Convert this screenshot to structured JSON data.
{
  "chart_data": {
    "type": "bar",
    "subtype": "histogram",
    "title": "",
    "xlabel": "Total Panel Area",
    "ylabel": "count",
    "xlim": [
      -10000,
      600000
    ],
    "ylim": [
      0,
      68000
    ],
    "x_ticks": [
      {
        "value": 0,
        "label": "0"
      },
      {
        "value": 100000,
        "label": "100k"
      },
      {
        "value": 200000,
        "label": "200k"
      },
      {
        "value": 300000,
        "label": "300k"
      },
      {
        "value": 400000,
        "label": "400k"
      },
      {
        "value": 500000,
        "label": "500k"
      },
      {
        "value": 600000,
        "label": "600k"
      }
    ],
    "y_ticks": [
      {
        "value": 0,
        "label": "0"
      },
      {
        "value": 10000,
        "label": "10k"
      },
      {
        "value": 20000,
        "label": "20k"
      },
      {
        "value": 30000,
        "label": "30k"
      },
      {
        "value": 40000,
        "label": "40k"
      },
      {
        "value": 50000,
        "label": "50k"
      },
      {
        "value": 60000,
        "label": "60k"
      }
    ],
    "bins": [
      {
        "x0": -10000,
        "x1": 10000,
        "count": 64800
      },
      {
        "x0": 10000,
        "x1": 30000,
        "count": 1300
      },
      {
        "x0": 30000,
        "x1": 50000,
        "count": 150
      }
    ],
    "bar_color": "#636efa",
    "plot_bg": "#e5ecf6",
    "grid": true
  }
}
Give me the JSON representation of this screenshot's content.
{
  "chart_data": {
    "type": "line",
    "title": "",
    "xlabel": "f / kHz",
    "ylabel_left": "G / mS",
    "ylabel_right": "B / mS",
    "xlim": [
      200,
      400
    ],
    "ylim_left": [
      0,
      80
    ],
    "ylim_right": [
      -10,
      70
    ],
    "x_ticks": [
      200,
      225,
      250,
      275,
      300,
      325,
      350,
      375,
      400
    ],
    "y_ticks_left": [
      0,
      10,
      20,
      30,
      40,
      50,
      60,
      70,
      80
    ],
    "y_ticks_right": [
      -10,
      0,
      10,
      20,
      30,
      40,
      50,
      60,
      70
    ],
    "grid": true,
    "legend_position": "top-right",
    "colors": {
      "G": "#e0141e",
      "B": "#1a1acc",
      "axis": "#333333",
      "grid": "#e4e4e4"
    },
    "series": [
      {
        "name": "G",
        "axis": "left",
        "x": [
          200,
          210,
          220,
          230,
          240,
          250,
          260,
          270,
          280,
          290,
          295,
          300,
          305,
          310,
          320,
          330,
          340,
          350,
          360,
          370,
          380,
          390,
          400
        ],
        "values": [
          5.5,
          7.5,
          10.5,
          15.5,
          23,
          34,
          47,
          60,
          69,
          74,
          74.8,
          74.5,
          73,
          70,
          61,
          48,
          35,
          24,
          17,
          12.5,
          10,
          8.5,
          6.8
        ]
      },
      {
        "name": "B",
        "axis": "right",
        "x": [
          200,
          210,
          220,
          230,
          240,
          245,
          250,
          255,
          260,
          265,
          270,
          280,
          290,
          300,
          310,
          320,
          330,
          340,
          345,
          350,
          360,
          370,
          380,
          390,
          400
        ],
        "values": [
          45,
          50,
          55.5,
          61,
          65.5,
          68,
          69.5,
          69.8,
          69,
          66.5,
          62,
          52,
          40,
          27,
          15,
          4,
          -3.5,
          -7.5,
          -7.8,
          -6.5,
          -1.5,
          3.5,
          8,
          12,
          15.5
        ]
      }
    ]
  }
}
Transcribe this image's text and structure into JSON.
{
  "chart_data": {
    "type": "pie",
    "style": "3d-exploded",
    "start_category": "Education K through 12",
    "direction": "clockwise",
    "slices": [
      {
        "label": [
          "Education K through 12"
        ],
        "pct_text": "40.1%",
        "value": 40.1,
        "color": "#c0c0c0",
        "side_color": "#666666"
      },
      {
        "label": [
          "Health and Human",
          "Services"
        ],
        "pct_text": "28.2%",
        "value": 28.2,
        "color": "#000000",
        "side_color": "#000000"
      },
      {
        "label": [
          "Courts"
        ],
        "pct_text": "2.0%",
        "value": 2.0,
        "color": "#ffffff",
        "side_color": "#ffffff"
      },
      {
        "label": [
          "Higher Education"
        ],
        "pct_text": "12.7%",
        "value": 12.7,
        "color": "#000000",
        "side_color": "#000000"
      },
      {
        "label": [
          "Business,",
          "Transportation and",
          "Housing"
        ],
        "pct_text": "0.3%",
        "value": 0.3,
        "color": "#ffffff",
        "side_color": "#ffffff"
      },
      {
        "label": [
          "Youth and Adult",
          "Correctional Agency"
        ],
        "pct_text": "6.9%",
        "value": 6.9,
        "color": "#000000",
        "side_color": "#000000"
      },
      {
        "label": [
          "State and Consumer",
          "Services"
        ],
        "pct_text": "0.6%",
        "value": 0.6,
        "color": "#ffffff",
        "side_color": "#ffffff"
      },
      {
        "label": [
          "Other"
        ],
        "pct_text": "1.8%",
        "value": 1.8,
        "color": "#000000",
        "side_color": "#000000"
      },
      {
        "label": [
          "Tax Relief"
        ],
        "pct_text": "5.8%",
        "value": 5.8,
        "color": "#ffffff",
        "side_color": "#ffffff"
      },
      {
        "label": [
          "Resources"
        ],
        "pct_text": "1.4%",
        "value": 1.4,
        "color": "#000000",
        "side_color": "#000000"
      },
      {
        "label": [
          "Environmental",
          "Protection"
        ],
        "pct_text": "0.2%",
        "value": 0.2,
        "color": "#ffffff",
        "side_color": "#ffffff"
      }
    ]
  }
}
^^^^^^^^^^^^^^^^
What is needed
Reproduce the material above without altering a single character.

Problem solution
Convert this screenshot to structured JSON data.
{
  "chart_data": {
    "type": "bar",
    "subtype": "histogram",
    "title": "",
    "xlabel": "Total Panel Area",
    "ylabel": "count",
    "xlim": [
      -10000,
      600000
    ],
    "ylim": [
      0,
      68000
    ],
    "x_ticks": [
      {
        "value": 0,
        "label": "0"
      },
      {
        "value": 100000,
        "label": "100k"
      },
      {
        "value": 200000,
        "label": "200k"
      },
      {
        "value": 300000,
        "label": "300k"
      },
      {
        "value": 400000,
        "label": "400k"
      },
      {
        "value": 500000,
        "label": "500k"
      },
      {
        "value": 600000,
        "label": "600k"
      }
    ],
    "y_ticks": [
      {
        "value": 0,
        "label": "0"
      },
      {
        "value": 10000,
        "label": "10k"
      },
      {
        "value": 20000,
        "label": "20k"
      },
      {
        "value": 30000,
        "label": "30k"
      },
      {
        "value": 40000,
        "label": "40k"
      },
      {
        "value": 50000,
        "label": "50k"
      },
      {
        "value": 60000,
        "label": "60k"
      }
    ],
    "bins": [
      {
        "x0": -10000,
        "x1": 10000,
        "count": 64800
      },
      {
        "x0": 10000,
        "x1": 30000,
        "count": 1300
      },
      {
        "x0": 30000,
        "x1": 50000,
        "count": 150
      }
    ],
    "bar_color": "#636efa",
    "plot_bg": "#e5ecf6",
    "grid": true
  }
}
Give me the JSON representation of this screenshot's content.
{
  "chart_data": {
    "type": "line",
    "title": "",
    "xlabel": "f / kHz",
    "ylabel_left": "G / mS",
    "ylabel_right": "B / mS",
    "xlim": [
      200,
      400
    ],
    "ylim_left": [
      0,
      80
    ],
    "ylim_right": [
      -10,
      70
    ],
    "x_ticks": [
      200,
      225,
      250,
      275,
      300,
      325,
      350,
      375,
      400
    ],
    "y_ticks_left": [
      0,
      10,
      20,
      30,
      40,
      50,
      60,
      70,
      80
    ],
    "y_ticks_right": [
      -10,
      0,
      10,
      20,
      30,
      40,
      50,
      60,
      70
    ],
    "grid": true,
    "legend_position": "top-right",
    "colors": {
      "G": "#e0141e",
      "B": "#1a1acc",
      "axis": "#333333",
      "grid": "#e4e4e4"
    },
    "series": [
      {
        "name": "G",
        "axis": "left",
        "x": [
          200,
          210,
          220,
          230,
          240,
          250,
          260,
          270,
          280,
          290,
          295,
          300,
          305,
          310,
          320,
          330,
          340,
          350,
          360,
          370,
          380,
          390,
          400
        ],
        "values": [
          5.5,
          7.5,
          10.5,
          15.5,
          23,
          34,
          47,
          60,
          69,
          74,
          74.8,
          74.5,
          73,
          70,
          61,
          48,
          35,
          24,
          17,
          12.5,
          10,
          8.5,
          6.8
        ]
      },
      {
        "name": "B",
        "axis": "right",
        "x": [
          200,
          210,
          220,
          230,
          240,
          245,
          250,
          255,
          260,
          265,
          270,
          280,
          290,
          300,
          310,
          320,
          330,
          340,
          345,
          350,
          360,
          370,
          380,
          390,
          400
        ],
        "values": [
          45,
          50,
          55.5,
          61,
          65.5,
          68,
          69.5,
          69.8,
          69,
          66.5,
          62,
          52,
          40,
          27,
          15,
          4,
          -3.5,
          -7.5,
          -7.8,
          -6.5,
          -1.5,
          3.5,
          8,
          12,
          15.5
        ]
      }
    ]
  }
}
Transcribe this image's text and structure into JSON.
{
  "chart_data": {
    "type": "pie",
    "style": "3d-exploded",
    "start_category": "Education K through 12",
    "direction": "clockwise",
    "slices": [
      {
        "label": [
          "Education K through 12"
        ],
        "pct_text": "40.1%",
        "value": 40.1,
        "color": "#c0c0c0",
        "side_color": "#666666"
      },
      {
        "label": [
          "Health and Human",
          "Services"
        ],
        "pct_text": "28.2%",
        "value": 28.2,
        "color": "#000000",
        "side_color": "#000000"
      },
      {
        "label": [
          "Courts"
        ],
        "pct_text": "2.0%",
        "value": 2.0,
        "color": "#ffffff",
        "side_color": "#ffffff"
      },
      {
        "label": [
          "Higher Education"
        ],
        "pct_text": "12.7%",
        "value": 12.7,
        "color": "#000000",
        "side_color": "#000000"
      },
      {
        "label": [
          "Business,",
          "Transportation and",
          "Housing"
        ],
        "pct_text": "0.3%",
        "value": 0.3,
        "color": "#ffffff",
        "side_color": "#ffffff"
      },
      {
        "label": [
          "Youth and Adult",
          "Correctional Agency"
        ],
        "pct_text": "6.9%",
        "value": 6.9,
        "color": "#000000",
        "side_color": "#000000"
      },
      {
        "label": [
          "State and Consumer",
          "Services"
        ],
        "pct_text": "0.6%",
        "value": 0.6,
        "color": "#ffffff",
        "side_color": "#ffffff"
      },
      {
        "label": [
          "Other"
        ],
        "pct_text": "1.8%",
        "value": 1.8,
        "color": "#000000",
        "side_color": "#000000"
      },
      {
        "label": [
          "Tax Relief"
        ],
        "pct_text": "5.8%",
        "value": 5.8,
        "color": "#ffffff",
        "side_color": "#ffffff"
      },
      {
        "label": [
          "Resources"
        ],
        "pct_text": "1.4%",
        "value": 1.4,
        "color": "#000000",
        "side_color": "#000000"
      },
      {
        "label": [
          "Environmental",
          "Protection"
        ],
        "pct_text": "0.2%",
        "value": 0.2,
        "color": "#ffffff",
        "side_color": "#ffffff"
      }
    ]
  }
}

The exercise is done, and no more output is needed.